Transcribe the entries below exactly; leave every image out.
[Listed records start]
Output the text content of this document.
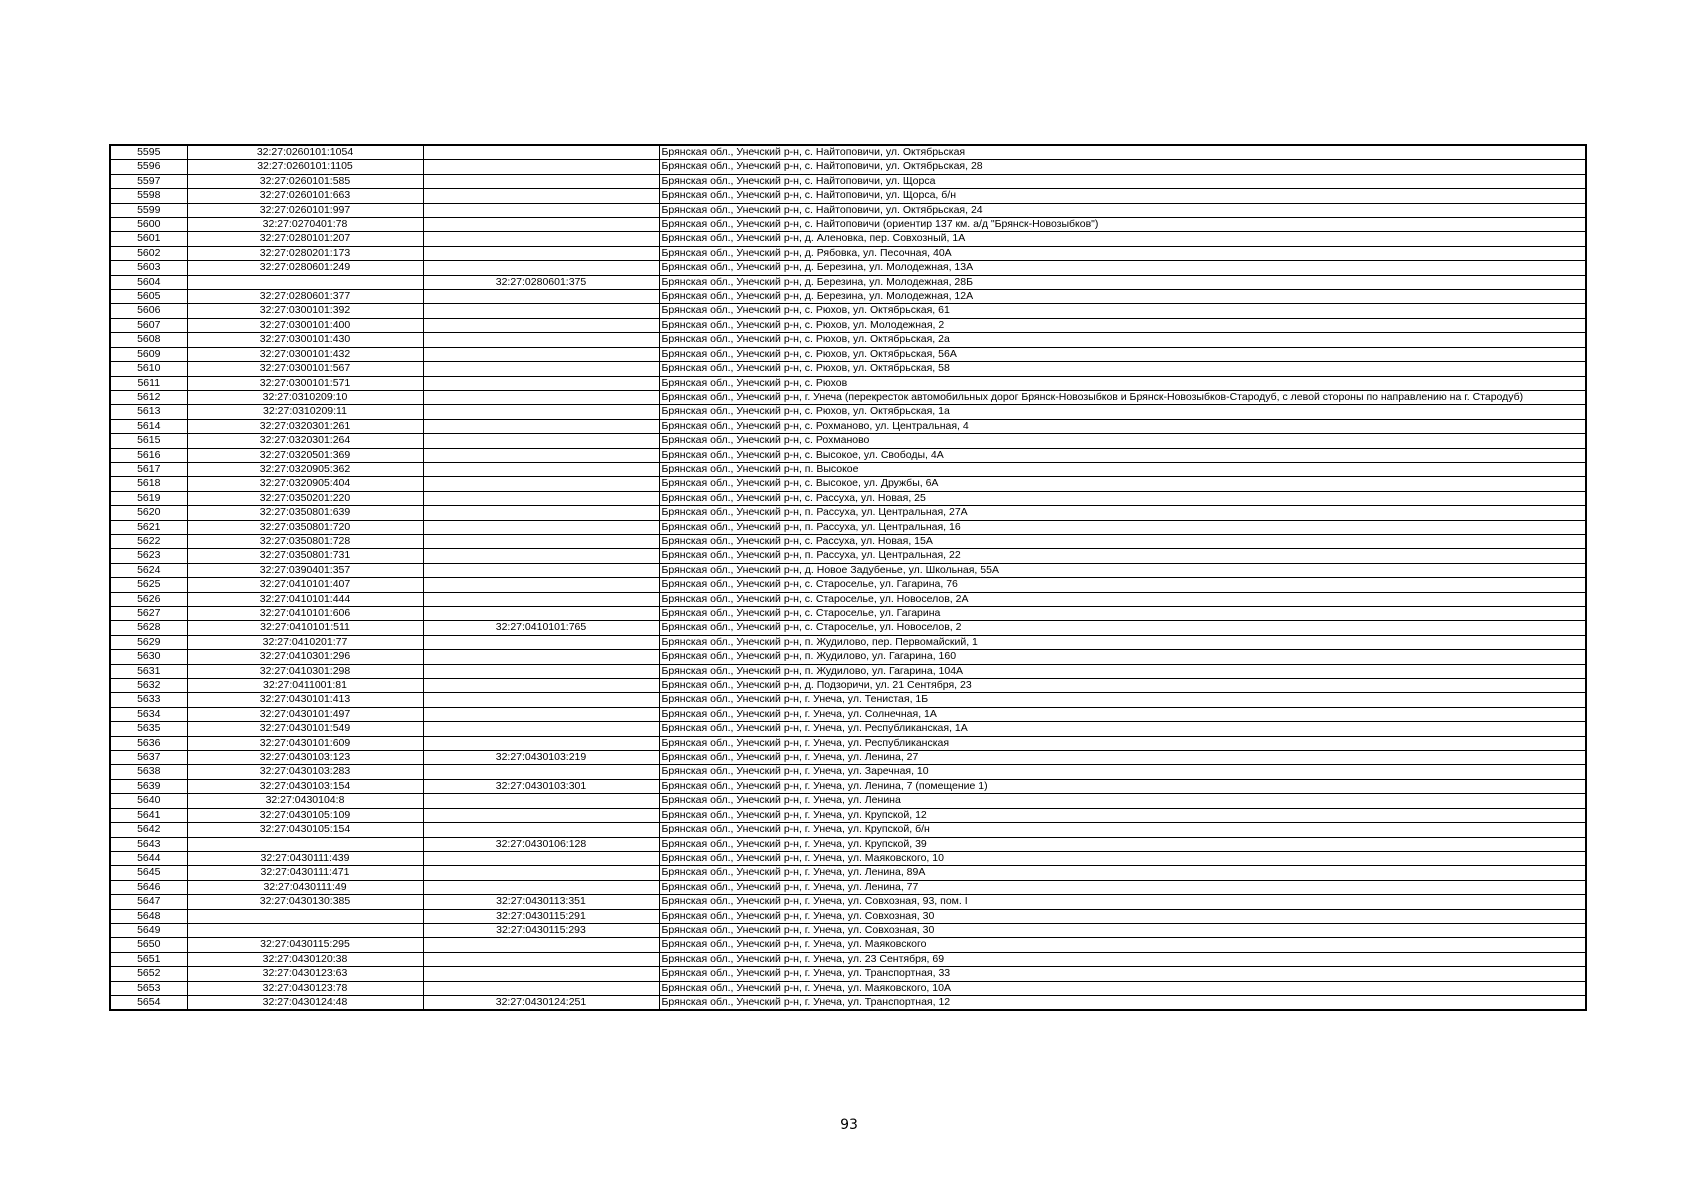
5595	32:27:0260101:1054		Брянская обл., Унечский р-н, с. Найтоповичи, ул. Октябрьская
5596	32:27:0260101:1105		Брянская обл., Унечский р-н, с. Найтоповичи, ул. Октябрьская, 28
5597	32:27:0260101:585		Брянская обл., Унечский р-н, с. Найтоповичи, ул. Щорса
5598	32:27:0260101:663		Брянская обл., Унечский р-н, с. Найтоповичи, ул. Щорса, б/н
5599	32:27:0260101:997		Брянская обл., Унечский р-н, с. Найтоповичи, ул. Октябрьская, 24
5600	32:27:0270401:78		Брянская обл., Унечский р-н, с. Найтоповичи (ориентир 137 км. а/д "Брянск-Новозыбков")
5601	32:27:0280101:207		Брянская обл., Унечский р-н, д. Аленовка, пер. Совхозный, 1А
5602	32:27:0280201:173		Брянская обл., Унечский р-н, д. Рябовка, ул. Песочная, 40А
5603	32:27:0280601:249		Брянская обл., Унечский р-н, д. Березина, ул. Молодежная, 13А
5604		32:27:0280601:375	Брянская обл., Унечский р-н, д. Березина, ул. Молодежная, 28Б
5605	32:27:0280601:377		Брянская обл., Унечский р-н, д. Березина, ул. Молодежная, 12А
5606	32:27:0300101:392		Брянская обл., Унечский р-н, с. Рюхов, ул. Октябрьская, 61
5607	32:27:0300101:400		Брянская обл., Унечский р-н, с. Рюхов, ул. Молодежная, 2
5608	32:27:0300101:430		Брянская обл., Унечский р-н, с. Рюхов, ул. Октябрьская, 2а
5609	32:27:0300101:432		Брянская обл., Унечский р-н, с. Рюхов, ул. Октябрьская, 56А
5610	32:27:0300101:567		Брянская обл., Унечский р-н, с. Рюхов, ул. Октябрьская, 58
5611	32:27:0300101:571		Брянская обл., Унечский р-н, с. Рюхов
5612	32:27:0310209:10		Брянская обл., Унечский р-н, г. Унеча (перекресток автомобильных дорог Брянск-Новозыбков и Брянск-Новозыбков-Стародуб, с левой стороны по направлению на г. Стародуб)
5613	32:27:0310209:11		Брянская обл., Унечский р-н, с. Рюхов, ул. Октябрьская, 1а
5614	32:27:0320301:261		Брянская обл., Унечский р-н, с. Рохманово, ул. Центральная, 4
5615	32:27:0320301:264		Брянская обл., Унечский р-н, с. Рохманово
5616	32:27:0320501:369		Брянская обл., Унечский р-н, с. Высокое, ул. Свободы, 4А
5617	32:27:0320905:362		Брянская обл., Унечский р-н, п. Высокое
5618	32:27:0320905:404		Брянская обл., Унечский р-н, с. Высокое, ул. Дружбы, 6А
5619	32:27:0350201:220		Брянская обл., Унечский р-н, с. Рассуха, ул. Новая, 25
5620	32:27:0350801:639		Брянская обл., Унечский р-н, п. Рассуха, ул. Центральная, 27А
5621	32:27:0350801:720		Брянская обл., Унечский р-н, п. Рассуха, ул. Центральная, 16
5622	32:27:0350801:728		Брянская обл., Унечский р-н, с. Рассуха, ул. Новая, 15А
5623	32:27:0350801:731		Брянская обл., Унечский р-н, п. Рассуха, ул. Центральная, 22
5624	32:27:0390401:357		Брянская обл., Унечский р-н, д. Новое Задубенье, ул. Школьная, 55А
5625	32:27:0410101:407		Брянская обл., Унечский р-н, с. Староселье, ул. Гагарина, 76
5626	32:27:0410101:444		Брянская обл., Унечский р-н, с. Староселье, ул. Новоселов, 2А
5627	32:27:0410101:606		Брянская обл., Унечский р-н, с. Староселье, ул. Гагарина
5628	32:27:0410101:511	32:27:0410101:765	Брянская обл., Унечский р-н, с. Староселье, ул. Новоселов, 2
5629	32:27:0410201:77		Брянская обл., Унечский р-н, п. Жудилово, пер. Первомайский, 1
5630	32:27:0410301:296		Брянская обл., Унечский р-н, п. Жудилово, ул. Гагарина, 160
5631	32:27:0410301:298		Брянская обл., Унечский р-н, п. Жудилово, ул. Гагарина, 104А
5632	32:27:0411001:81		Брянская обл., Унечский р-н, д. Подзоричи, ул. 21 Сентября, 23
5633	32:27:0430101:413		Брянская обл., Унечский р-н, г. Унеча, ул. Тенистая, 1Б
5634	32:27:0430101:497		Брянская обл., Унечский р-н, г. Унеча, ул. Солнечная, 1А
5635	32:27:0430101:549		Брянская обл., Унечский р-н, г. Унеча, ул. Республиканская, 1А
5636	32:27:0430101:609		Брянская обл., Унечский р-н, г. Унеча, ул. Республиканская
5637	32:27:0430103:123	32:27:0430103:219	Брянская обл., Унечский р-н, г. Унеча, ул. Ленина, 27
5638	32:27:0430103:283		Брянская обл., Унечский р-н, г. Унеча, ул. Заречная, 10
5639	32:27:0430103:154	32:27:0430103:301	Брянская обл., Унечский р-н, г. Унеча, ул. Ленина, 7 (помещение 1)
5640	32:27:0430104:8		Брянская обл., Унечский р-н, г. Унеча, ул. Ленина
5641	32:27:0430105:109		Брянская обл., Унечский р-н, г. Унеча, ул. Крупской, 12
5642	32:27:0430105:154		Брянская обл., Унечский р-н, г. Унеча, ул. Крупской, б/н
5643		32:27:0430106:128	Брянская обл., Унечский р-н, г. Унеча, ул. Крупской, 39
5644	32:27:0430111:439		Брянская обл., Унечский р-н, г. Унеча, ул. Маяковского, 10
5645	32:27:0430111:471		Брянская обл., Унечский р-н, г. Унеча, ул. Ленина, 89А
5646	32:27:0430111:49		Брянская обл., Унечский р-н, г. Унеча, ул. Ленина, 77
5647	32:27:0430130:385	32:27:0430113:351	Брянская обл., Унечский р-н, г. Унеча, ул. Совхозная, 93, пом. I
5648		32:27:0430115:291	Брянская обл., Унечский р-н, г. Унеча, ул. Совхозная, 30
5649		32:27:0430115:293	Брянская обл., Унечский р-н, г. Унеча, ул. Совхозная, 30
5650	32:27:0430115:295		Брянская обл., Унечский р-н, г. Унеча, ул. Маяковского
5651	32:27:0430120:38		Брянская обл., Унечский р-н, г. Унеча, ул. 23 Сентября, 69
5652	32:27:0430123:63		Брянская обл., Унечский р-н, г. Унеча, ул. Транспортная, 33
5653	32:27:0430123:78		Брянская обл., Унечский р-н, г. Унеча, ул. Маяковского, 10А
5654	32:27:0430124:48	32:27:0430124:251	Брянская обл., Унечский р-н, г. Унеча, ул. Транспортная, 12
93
[Listed records end]
- _Reply to the exercise_:
Output the text content of this document.
5595	32:27:0260101:1054		Брянская обл., Унечский р-н, с. Найтоповичи, ул. Октябрьская
5596	32:27:0260101:1105		Брянская обл., Унечский р-н, с. Найтоповичи, ул. Октябрьская, 28
5597	32:27:0260101:585		Брянская обл., Унечский р-н, с. Найтоповичи, ул. Щорса
5598	32:27:0260101:663		Брянская обл., Унечский р-н, с. Найтоповичи, ул. Щорса, б/н
5599	32:27:0260101:997		Брянская обл., Унечский р-н, с. Найтоповичи, ул. Октябрьская, 24
5600	32:27:0270401:78		Брянская обл., Унечский р-н, с. Найтоповичи (ориентир 137 км. а/д "Брянск-Новозыбков")
5601	32:27:0280101:207		Брянская обл., Унечский р-н, д. Аленовка, пер. Совхозный, 1А
5602	32:27:0280201:173		Брянская обл., Унечский р-н, д. Рябовка, ул. Песочная, 40А
5603	32:27:0280601:249		Брянская обл., Унечский р-н, д. Березина, ул. Молодежная, 13А
5604		32:27:0280601:375	Брянская обл., Унечский р-н, д. Березина, ул. Молодежная, 28Б
5605	32:27:0280601:377		Брянская обл., Унечский р-н, д. Березина, ул. Молодежная, 12А
5606	32:27:0300101:392		Брянская обл., Унечский р-н, с. Рюхов, ул. Октябрьская, 61
5607	32:27:0300101:400		Брянская обл., Унечский р-н, с. Рюхов, ул. Молодежная, 2
5608	32:27:0300101:430		Брянская обл., Унечский р-н, с. Рюхов, ул. Октябрьская, 2а
5609	32:27:0300101:432		Брянская обл., Унечский р-н, с. Рюхов, ул. Октябрьская, 56А
5610	32:27:0300101:567		Брянская обл., Унечский р-н, с. Рюхов, ул. Октябрьская, 58
5611	32:27:0300101:571		Брянская обл., Унечский р-н, с. Рюхов
5612	32:27:0310209:10		Брянская обл., Унечский р-н, г. Унеча (перекресток автомобильных дорог Брянск-Новозыбков и Брянск-Новозыбков-Стародуб, с левой стороны по направлению на г. Стародуб)
5613	32:27:0310209:11		Брянская обл., Унечский р-н, с. Рюхов, ул. Октябрьская, 1а
5614	32:27:0320301:261		Брянская обл., Унечский р-н, с. Рохманово, ул. Центральная, 4
5615	32:27:0320301:264		Брянская обл., Унечский р-н, с. Рохманово
5616	32:27:0320501:369		Брянская обл., Унечский р-н, с. Высокое, ул. Свободы, 4А
5617	32:27:0320905:362		Брянская обл., Унечский р-н, п. Высокое
5618	32:27:0320905:404		Брянская обл., Унечский р-н, с. Высокое, ул. Дружбы, 6А
5619	32:27:0350201:220		Брянская обл., Унечский р-н, с. Рассуха, ул. Новая, 25
5620	32:27:0350801:639		Брянская обл., Унечский р-н, п. Рассуха, ул. Центральная, 27А
5621	32:27:0350801:720		Брянская обл., Унечский р-н, п. Рассуха, ул. Центральная, 16
5622	32:27:0350801:728		Брянская обл., Унечский р-н, с. Рассуха, ул. Новая, 15А
5623	32:27:0350801:731		Брянская обл., Унечский р-н, п. Рассуха, ул. Центральная, 22
5624	32:27:0390401:357		Брянская обл., Унечский р-н, д. Новое Задубенье, ул. Школьная, 55А
5625	32:27:0410101:407		Брянская обл., Унечский р-н, с. Староселье, ул. Гагарина, 76
5626	32:27:0410101:444		Брянская обл., Унечский р-н, с. Староселье, ул. Новоселов, 2А
5627	32:27:0410101:606		Брянская обл., Унечский р-н, с. Староселье, ул. Гагарина
5628	32:27:0410101:511	32:27:0410101:765	Брянская обл., Унечский р-н, с. Староселье, ул. Новоселов, 2
5629	32:27:0410201:77		Брянская обл., Унечский р-н, п. Жудилово, пер. Первомайский, 1
5630	32:27:0410301:296		Брянская обл., Унечский р-н, п. Жудилово, ул. Гагарина, 160
5631	32:27:0410301:298		Брянская обл., Унечский р-н, п. Жудилово, ул. Гагарина, 104А
5632	32:27:0411001:81		Брянская обл., Унечский р-н, д. Подзоричи, ул. 21 Сентября, 23
5633	32:27:0430101:413		Брянская обл., Унечский р-н, г. Унеча, ул. Тенистая, 1Б
5634	32:27:0430101:497		Брянская обл., Унечский р-н, г. Унеча, ул. Солнечная, 1А
5635	32:27:0430101:549		Брянская обл., Унечский р-н, г. Унеча, ул. Республиканская, 1А
5636	32:27:0430101:609		Брянская обл., Унечский р-н, г. Унеча, ул. Республиканская
5637	32:27:0430103:123	32:27:0430103:219	Брянская обл., Унечский р-н, г. Унеча, ул. Ленина, 27
5638	32:27:0430103:283		Брянская обл., Унечский р-н, г. Унеча, ул. Заречная, 10
5639	32:27:0430103:154	32:27:0430103:301	Брянская обл., Унечский р-н, г. Унеча, ул. Ленина, 7 (помещение 1)
5640	32:27:0430104:8		Брянская обл., Унечский р-н, г. Унеча, ул. Ленина
5641	32:27:0430105:109		Брянская обл., Унечский р-н, г. Унеча, ул. Крупской, 12
5642	32:27:0430105:154		Брянская обл., Унечский р-н, г. Унеча, ул. Крупской, б/н
5643		32:27:0430106:128	Брянская обл., Унечский р-н, г. Унеча, ул. Крупской, 39
5644	32:27:0430111:439		Брянская обл., Унечский р-н, г. Унеча, ул. Маяковского, 10
5645	32:27:0430111:471		Брянская обл., Унечский р-н, г. Унеча, ул. Ленина, 89А
5646	32:27:0430111:49		Брянская обл., Унечский р-н, г. Унеча, ул. Ленина, 77
5647	32:27:0430130:385	32:27:0430113:351	Брянская обл., Унечский р-н, г. Унеча, ул. Совхозная, 93, пом. I
5648		32:27:0430115:291	Брянская обл., Унечский р-н, г. Унеча, ул. Совхозная, 30
5649		32:27:0430115:293	Брянская обл., Унечский р-н, г. Унеча, ул. Совхозная, 30
5650	32:27:0430115:295		Брянская обл., Унечский р-н, г. Унеча, ул. Маяковского
5651	32:27:0430120:38		Брянская обл., Унечский р-н, г. Унеча, ул. 23 Сентября, 69
5652	32:27:0430123:63		Брянская обл., Унечский р-н, г. Унеча, ул. Транспортная, 33
5653	32:27:0430123:78		Брянская обл., Унечский р-н, г. Унеча, ул. Маяковского, 10А
5654	32:27:0430124:48	32:27:0430124:251	Брянская обл., Унечский р-н, г. Унеча, ул. Транспортная, 12
93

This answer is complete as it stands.